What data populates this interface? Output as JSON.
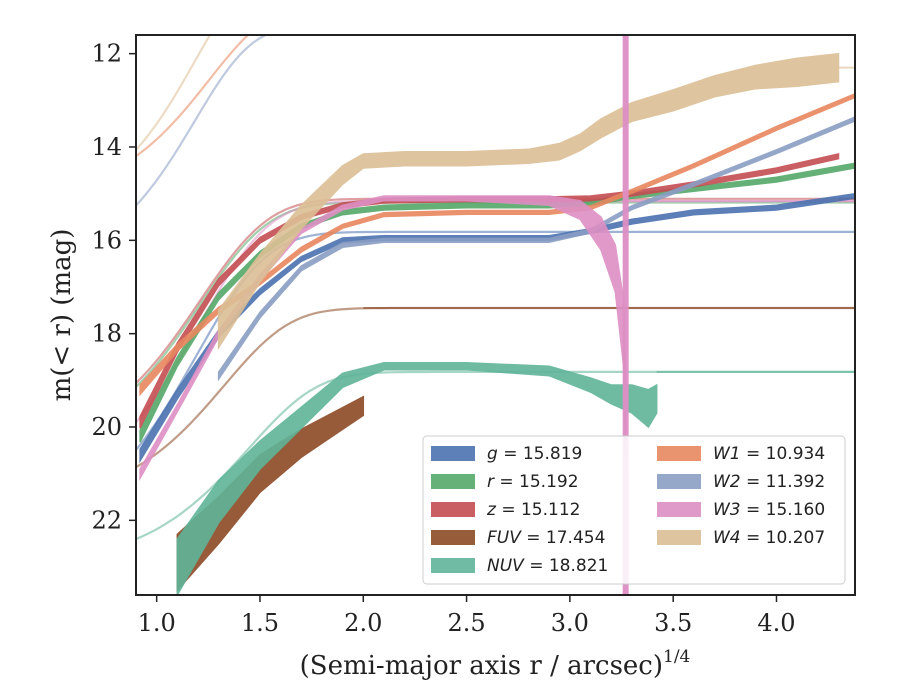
{
  "chart_data": {
    "type": "line",
    "xlabel": "(Semi-major axis r / arcsec)",
    "xlabel_exponent": "1/4",
    "ylabel": "m(< r) (mag)",
    "xlim": [
      0.9,
      4.38
    ],
    "ylim": [
      23.6,
      11.6
    ],
    "y_inverted": true,
    "grid": false,
    "legend_position": "lower-right",
    "x_ticks": [
      "1.0",
      "1.5",
      "2.0",
      "2.5",
      "3.0",
      "3.5",
      "4.0"
    ],
    "y_ticks": [
      "12",
      "14",
      "16",
      "18",
      "20",
      "22"
    ],
    "vline_x": 3.27,
    "series": [
      {
        "name": "g = 15.819",
        "color": "#4c72b0",
        "x": [
          0.92,
          1.1,
          1.3,
          1.5,
          1.7,
          1.9,
          2.1,
          2.5,
          2.9,
          3.1,
          3.3,
          3.6,
          4.0,
          4.38
        ],
        "y": [
          20.6,
          19.3,
          18.0,
          17.1,
          16.4,
          16.0,
          15.95,
          15.95,
          15.95,
          15.8,
          15.6,
          15.4,
          15.3,
          15.05
        ],
        "width": [
          0.25,
          0.2,
          0.15,
          0.12,
          0.1,
          0.1,
          0.1,
          0.1,
          0.1,
          0.1,
          0.1,
          0.1,
          0.1,
          0.1
        ],
        "fit": [
          15.82,
          0.6,
          0.5,
          0.9
        ]
      },
      {
        "name": "r = 15.192",
        "color": "#55a868",
        "x": [
          0.92,
          1.1,
          1.3,
          1.5,
          1.7,
          1.9,
          2.1,
          2.5,
          2.9,
          3.1,
          3.3,
          3.6,
          4.0,
          4.38
        ],
        "y": [
          20.2,
          18.6,
          17.2,
          16.3,
          15.7,
          15.4,
          15.3,
          15.25,
          15.25,
          15.2,
          15.05,
          14.9,
          14.7,
          14.4
        ],
        "width": [
          0.25,
          0.2,
          0.15,
          0.12,
          0.1,
          0.1,
          0.1,
          0.1,
          0.1,
          0.1,
          0.1,
          0.1,
          0.1,
          0.1
        ],
        "fit": [
          15.19,
          0.5,
          0.5,
          1.2
        ]
      },
      {
        "name": "z = 15.112",
        "color": "#c44e52",
        "x": [
          0.92,
          1.1,
          1.3,
          1.5,
          1.7,
          1.9,
          2.1,
          2.5,
          2.9,
          3.1,
          3.3,
          3.6,
          4.0,
          4.3
        ],
        "y": [
          19.9,
          18.3,
          16.9,
          16.0,
          15.5,
          15.25,
          15.15,
          15.12,
          15.12,
          15.1,
          15.0,
          14.8,
          14.5,
          14.2
        ],
        "width": [
          0.25,
          0.2,
          0.15,
          0.12,
          0.1,
          0.1,
          0.1,
          0.1,
          0.1,
          0.1,
          0.1,
          0.1,
          0.1,
          0.1
        ],
        "fit": [
          15.11,
          0.5,
          0.5,
          1.2
        ]
      },
      {
        "name": "FUV = 17.454",
        "color": "#8c4a25",
        "x": [
          1.1,
          1.3,
          1.5,
          1.7,
          1.85,
          2.0
        ],
        "y": [
          22.9,
          22.0,
          21.0,
          20.35,
          19.95,
          19.55
        ],
        "width": [
          1.2,
          1.0,
          0.8,
          0.6,
          0.5,
          0.4
        ],
        "fit": [
          17.45,
          0.4,
          0.45,
          3.5
        ]
      },
      {
        "name": "NUV = 18.821",
        "color": "#5fb499",
        "x": [
          1.1,
          1.3,
          1.5,
          1.7,
          1.9,
          2.1,
          2.5,
          2.9,
          3.1,
          3.2,
          3.3,
          3.38,
          3.42
        ],
        "y": [
          23.0,
          21.6,
          20.6,
          19.8,
          19.0,
          18.7,
          18.7,
          18.8,
          19.1,
          19.3,
          19.4,
          19.6,
          19.4
        ],
        "width": [
          1.2,
          0.9,
          0.6,
          0.45,
          0.3,
          0.15,
          0.15,
          0.2,
          0.3,
          0.4,
          0.6,
          0.8,
          0.6
        ],
        "fit": [
          18.82,
          0.4,
          0.35,
          5.0
        ]
      },
      {
        "name": "W1 = 10.934",
        "color": "#e8875f",
        "x": [
          0.92,
          1.1,
          1.3,
          1.5,
          1.7,
          1.9,
          2.1,
          2.5,
          2.9,
          3.1,
          3.3,
          3.6,
          4.0,
          4.38
        ],
        "y": [
          19.2,
          18.3,
          17.5,
          16.9,
          16.2,
          15.7,
          15.45,
          15.4,
          15.4,
          15.3,
          14.95,
          14.4,
          13.6,
          12.9
        ],
        "width": [
          0.2,
          0.15,
          0.12,
          0.1,
          0.1,
          0.08,
          0.08,
          0.08,
          0.08,
          0.08,
          0.08,
          0.08,
          0.08,
          0.08
        ],
        "fit": [
          10.93,
          0.4,
          0.6,
          4.3
        ]
      },
      {
        "name": "W2 = 11.392",
        "color": "#8a9ec4",
        "x": [
          1.3,
          1.5,
          1.7,
          1.9,
          2.1,
          2.5,
          2.9,
          3.1,
          3.3,
          3.6,
          4.0,
          4.38
        ],
        "y": [
          18.9,
          17.6,
          16.6,
          16.1,
          16.0,
          16.0,
          16.0,
          15.8,
          15.3,
          14.8,
          14.1,
          13.4
        ],
        "width": [
          0.15,
          0.12,
          0.1,
          0.1,
          0.08,
          0.08,
          0.08,
          0.08,
          0.08,
          0.08,
          0.08,
          0.08
        ],
        "fit": [
          11.39,
          0.5,
          0.75,
          4.3
        ]
      },
      {
        "name": "W3 = 15.160",
        "color": "#dd8fc4",
        "x": [
          0.92,
          1.1,
          1.3,
          1.5,
          1.7,
          1.9,
          2.1,
          2.5,
          2.9,
          3.05,
          3.15,
          3.22,
          3.26,
          3.27
        ],
        "y": [
          21.0,
          19.6,
          18.0,
          16.8,
          15.8,
          15.3,
          15.1,
          15.1,
          15.15,
          15.35,
          15.85,
          16.6,
          18.0,
          20.0
        ],
        "width": [
          0.2,
          0.15,
          0.15,
          0.12,
          0.1,
          0.1,
          0.1,
          0.1,
          0.2,
          0.4,
          0.7,
          1.0,
          1.4,
          1.8
        ],
        "fit": [
          15.16,
          0.6,
          0.5,
          1.2
        ]
      },
      {
        "name": "W4 = 10.207",
        "color": "#dcbf95",
        "x": [
          1.3,
          1.5,
          1.7,
          1.9,
          2.0,
          2.2,
          2.5,
          2.8,
          2.95,
          3.05,
          3.15,
          3.3,
          3.5,
          3.7,
          3.9,
          4.1,
          4.3
        ],
        "y": [
          17.9,
          16.6,
          15.5,
          14.6,
          14.3,
          14.25,
          14.25,
          14.2,
          14.1,
          13.9,
          13.6,
          13.25,
          13.0,
          12.7,
          12.5,
          12.4,
          12.3
        ],
        "width": [
          0.8,
          0.6,
          0.5,
          0.4,
          0.3,
          0.3,
          0.3,
          0.3,
          0.35,
          0.35,
          0.4,
          0.4,
          0.45,
          0.45,
          0.5,
          0.6,
          0.6
        ],
        "fit": [
          10.21,
          0.5,
          0.9,
          8.0
        ]
      }
    ]
  }
}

_Job_: Look through the data above. Copy every line with the string "name" in it.

_Solved problem_:
        "name": "g = 15.819",
        "name": "r = 15.192",
        "name": "z = 15.112",
        "name": "FUV = 17.454",
        "name": "NUV = 18.821",
        "name": "W1 = 10.934",
        "name": "W2 = 11.392",
        "name": "W3 = 15.160",
        "name": "W4 = 10.207",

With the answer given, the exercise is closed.